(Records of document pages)
□ □ □

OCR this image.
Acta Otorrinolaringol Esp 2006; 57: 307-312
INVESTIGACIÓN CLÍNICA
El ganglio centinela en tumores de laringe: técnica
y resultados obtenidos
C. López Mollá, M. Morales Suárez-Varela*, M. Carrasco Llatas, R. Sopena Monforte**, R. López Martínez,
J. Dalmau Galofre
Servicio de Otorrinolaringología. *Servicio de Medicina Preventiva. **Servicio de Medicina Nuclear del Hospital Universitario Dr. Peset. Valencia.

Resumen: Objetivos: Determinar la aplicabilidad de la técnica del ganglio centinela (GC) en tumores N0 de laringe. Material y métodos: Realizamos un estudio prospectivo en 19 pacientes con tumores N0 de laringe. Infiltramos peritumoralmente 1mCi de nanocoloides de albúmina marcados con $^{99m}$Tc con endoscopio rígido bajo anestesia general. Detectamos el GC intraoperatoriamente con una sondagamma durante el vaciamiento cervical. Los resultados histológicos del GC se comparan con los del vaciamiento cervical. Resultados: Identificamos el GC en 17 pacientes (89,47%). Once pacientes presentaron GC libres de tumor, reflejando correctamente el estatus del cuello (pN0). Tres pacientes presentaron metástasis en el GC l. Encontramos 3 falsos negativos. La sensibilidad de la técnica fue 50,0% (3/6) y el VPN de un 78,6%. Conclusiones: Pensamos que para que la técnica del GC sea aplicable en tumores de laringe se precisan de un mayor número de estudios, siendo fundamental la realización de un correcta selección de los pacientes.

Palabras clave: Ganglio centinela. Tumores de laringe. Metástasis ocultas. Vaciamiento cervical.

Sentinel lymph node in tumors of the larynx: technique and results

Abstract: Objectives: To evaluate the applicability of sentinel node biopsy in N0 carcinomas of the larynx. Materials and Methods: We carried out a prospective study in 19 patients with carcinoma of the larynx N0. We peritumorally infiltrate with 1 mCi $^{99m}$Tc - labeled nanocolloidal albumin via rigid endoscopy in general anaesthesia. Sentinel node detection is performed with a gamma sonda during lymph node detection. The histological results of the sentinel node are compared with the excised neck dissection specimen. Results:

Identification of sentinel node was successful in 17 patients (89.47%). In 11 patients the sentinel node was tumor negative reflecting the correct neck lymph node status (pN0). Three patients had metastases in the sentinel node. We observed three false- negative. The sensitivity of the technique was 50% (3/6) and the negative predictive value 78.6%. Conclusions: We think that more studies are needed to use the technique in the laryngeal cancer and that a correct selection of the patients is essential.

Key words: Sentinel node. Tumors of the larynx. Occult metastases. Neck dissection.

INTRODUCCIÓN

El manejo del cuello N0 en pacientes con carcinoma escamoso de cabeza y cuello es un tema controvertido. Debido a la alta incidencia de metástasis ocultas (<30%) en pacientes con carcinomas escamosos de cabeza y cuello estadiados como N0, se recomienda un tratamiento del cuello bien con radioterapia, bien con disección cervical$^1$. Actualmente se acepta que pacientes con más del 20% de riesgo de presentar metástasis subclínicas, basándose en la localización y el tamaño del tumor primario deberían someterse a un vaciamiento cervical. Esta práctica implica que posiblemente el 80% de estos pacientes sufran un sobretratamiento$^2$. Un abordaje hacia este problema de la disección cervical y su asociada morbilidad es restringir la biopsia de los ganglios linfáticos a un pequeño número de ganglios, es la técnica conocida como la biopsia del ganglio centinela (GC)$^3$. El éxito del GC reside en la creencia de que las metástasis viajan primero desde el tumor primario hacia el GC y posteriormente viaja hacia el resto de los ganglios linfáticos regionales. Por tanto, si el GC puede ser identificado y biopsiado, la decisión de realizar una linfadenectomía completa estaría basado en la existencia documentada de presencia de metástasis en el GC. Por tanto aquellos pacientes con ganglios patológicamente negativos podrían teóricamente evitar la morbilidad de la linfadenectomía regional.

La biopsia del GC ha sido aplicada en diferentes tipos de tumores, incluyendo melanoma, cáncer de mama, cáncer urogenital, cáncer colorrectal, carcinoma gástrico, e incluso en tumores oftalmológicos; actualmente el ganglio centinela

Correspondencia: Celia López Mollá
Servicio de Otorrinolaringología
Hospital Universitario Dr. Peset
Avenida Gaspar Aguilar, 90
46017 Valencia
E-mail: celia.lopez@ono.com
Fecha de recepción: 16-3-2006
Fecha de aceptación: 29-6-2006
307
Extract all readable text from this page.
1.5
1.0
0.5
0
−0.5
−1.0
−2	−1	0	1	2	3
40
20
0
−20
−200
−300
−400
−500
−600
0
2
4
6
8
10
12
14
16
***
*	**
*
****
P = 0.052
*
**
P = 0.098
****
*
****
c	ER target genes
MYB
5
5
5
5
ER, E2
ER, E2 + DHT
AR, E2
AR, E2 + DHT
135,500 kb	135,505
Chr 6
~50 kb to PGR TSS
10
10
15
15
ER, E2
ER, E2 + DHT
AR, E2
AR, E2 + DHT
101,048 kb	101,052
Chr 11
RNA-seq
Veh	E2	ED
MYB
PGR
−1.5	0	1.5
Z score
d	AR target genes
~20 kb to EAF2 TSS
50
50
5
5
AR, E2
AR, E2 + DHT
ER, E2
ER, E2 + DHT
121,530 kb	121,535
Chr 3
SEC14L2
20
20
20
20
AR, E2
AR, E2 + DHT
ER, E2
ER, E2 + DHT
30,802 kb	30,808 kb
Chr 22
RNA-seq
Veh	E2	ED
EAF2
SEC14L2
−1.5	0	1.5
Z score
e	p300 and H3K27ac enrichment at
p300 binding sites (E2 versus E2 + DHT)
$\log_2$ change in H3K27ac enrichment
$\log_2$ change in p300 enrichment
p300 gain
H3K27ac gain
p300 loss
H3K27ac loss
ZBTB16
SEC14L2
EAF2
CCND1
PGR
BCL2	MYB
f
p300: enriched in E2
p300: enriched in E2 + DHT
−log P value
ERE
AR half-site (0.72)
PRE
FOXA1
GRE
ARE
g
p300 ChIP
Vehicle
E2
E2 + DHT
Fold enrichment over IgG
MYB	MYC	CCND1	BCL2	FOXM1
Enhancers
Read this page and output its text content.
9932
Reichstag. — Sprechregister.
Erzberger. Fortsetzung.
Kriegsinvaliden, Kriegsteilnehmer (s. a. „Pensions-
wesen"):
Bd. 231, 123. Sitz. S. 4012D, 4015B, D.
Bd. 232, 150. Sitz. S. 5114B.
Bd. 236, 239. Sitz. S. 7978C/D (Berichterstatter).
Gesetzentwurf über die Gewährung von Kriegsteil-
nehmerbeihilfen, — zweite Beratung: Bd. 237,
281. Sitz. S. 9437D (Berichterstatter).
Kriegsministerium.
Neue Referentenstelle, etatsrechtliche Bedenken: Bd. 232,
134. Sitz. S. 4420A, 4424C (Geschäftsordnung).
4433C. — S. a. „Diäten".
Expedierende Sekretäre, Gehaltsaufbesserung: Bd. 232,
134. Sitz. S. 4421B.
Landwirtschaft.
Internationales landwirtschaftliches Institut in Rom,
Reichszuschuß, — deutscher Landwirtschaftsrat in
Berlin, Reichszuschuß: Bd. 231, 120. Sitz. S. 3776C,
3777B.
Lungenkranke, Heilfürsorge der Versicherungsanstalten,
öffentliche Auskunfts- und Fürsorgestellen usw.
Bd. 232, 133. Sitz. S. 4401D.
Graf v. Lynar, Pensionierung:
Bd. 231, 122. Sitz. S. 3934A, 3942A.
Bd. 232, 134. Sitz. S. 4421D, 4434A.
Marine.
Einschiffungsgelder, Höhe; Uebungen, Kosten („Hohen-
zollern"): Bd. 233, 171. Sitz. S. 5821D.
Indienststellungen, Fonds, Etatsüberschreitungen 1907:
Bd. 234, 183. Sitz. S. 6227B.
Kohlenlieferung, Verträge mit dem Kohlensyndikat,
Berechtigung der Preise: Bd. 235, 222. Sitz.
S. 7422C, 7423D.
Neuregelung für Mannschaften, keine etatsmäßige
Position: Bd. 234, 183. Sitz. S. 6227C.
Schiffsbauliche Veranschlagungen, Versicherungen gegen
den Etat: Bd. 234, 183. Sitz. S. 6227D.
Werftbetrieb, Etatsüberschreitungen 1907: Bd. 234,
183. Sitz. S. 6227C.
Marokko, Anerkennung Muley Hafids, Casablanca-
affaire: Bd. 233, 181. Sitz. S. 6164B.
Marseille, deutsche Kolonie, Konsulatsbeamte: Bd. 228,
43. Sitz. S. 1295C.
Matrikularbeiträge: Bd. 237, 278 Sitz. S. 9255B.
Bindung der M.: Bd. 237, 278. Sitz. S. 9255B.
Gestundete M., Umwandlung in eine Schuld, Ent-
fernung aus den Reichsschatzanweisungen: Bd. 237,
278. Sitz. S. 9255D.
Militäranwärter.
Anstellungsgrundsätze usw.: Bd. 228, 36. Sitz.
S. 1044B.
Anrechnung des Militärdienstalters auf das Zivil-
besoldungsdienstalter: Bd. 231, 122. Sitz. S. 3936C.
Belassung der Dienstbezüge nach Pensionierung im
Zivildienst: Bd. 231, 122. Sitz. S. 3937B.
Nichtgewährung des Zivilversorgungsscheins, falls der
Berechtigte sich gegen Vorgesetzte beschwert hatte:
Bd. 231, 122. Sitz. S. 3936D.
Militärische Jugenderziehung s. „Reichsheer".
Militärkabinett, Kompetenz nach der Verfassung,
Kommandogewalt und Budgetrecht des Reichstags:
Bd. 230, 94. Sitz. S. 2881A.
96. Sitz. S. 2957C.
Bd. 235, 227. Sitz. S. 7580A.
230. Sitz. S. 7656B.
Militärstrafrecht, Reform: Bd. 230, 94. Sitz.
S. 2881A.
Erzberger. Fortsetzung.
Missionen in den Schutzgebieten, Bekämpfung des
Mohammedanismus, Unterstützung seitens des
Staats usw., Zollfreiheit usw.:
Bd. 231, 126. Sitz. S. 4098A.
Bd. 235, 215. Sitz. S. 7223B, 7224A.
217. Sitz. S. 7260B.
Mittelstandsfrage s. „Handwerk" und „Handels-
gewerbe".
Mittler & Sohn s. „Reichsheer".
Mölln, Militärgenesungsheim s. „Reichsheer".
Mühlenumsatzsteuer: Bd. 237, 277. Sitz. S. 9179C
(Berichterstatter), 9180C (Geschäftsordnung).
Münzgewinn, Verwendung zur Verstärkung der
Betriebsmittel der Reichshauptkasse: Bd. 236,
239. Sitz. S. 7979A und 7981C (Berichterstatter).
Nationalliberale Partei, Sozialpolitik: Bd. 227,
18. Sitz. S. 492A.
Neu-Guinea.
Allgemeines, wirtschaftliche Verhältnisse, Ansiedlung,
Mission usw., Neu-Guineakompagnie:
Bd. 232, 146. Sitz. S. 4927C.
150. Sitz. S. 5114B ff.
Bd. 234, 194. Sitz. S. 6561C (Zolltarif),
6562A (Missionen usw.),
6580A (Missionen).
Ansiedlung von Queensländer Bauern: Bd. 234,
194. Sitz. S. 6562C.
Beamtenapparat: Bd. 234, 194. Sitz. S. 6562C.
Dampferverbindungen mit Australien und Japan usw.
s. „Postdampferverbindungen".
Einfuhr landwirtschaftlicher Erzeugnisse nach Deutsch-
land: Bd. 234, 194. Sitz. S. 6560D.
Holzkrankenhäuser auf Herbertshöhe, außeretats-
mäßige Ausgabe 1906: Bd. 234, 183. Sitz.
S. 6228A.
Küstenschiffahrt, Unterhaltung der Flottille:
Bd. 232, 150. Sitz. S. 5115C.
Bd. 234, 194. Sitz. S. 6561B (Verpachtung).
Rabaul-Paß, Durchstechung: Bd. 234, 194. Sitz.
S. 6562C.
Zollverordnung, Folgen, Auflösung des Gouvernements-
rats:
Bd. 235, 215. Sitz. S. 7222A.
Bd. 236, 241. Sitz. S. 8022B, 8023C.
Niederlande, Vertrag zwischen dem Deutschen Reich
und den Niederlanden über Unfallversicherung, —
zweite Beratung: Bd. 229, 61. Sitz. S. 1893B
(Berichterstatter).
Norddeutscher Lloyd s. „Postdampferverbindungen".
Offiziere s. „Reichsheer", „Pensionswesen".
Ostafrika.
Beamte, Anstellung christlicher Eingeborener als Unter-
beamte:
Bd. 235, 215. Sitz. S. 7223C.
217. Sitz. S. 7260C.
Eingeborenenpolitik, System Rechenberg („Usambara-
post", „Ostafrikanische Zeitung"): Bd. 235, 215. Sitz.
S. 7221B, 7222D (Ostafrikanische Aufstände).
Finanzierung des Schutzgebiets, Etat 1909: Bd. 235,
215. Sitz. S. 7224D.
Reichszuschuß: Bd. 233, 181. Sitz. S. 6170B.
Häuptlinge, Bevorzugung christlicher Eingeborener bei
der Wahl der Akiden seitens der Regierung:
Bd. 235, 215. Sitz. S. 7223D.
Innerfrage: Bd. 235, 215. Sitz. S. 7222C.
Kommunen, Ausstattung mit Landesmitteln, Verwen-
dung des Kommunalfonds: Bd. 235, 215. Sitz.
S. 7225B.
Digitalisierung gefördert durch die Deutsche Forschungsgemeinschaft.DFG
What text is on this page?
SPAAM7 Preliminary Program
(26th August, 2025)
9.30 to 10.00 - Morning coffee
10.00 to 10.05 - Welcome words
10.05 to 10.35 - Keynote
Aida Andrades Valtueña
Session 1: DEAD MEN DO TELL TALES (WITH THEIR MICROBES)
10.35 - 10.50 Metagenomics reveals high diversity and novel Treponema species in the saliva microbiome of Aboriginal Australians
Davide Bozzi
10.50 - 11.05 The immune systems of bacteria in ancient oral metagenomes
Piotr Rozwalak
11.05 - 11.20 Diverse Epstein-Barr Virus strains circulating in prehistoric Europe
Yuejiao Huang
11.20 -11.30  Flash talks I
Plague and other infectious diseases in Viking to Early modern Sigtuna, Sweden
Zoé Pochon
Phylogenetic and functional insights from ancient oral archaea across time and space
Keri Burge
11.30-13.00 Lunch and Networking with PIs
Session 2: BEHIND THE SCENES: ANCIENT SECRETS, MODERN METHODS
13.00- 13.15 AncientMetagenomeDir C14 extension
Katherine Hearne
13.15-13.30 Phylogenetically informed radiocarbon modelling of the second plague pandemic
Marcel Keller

□ □ □

#### TASK DETAILS
Report how many lines of the entries hold the string "gegen". Provide the number alone.

#### RESPONSE FOR THIS EXERCISE
2